» **Work to be completed**
Give the listing again exactly, omitting its images.

» **Stored data**

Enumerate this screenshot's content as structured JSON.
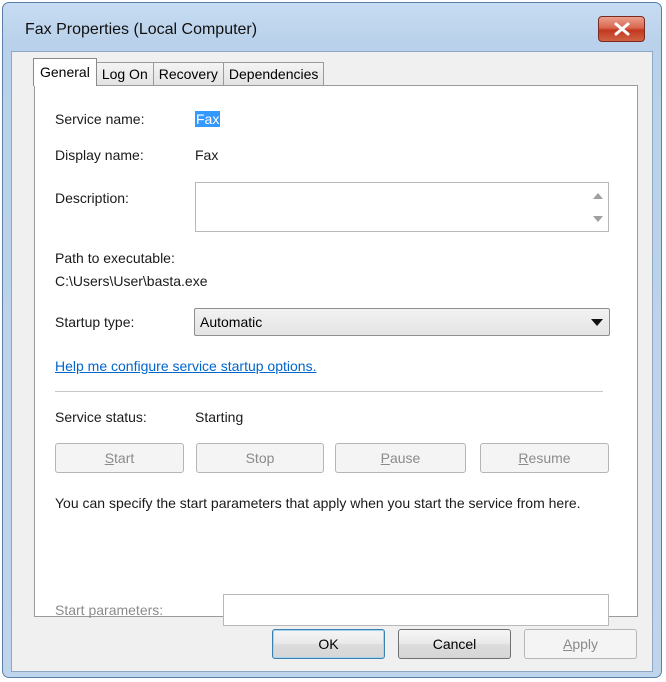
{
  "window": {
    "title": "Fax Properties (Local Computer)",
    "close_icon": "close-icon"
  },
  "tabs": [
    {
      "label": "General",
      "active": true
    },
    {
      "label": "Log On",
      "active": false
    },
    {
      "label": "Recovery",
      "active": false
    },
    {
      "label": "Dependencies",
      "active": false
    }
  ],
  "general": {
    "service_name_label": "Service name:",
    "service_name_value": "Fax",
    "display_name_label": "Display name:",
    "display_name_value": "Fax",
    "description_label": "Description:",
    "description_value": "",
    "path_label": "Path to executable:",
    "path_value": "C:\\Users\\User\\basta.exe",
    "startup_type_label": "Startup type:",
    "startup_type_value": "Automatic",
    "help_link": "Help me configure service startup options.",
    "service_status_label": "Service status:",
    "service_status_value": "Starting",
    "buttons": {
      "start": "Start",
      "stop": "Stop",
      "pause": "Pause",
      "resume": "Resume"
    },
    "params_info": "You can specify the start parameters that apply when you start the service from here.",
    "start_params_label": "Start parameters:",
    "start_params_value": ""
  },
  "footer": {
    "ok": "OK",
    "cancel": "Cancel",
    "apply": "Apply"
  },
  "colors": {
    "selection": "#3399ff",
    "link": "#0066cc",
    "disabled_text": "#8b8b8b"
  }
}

» **Final result**
Enumerate this screenshot's content as structured JSON.
{
  "window": {
    "title": "Fax Properties (Local Computer)",
    "close_icon": "close-icon"
  },
  "tabs": [
    {
      "label": "General",
      "active": true
    },
    {
      "label": "Log On",
      "active": false
    },
    {
      "label": "Recovery",
      "active": false
    },
    {
      "label": "Dependencies",
      "active": false
    }
  ],
  "general": {
    "service_name_label": "Service name:",
    "service_name_value": "Fax",
    "display_name_label": "Display name:",
    "display_name_value": "Fax",
    "description_label": "Description:",
    "description_value": "",
    "path_label": "Path to executable:",
    "path_value": "C:\\Users\\User\\basta.exe",
    "startup_type_label": "Startup type:",
    "startup_type_value": "Automatic",
    "help_link": "Help me configure service startup options.",
    "service_status_label": "Service status:",
    "service_status_value": "Starting",
    "buttons": {
      "start": "Start",
      "stop": "Stop",
      "pause": "Pause",
      "resume": "Resume"
    },
    "params_info": "You can specify the start parameters that apply when you start the service from here.",
    "start_params_label": "Start parameters:",
    "start_params_value": ""
  },
  "footer": {
    "ok": "OK",
    "cancel": "Cancel",
    "apply": "Apply"
  },
  "colors": {
    "selection": "#3399ff",
    "link": "#0066cc",
    "disabled_text": "#8b8b8b"
  }
}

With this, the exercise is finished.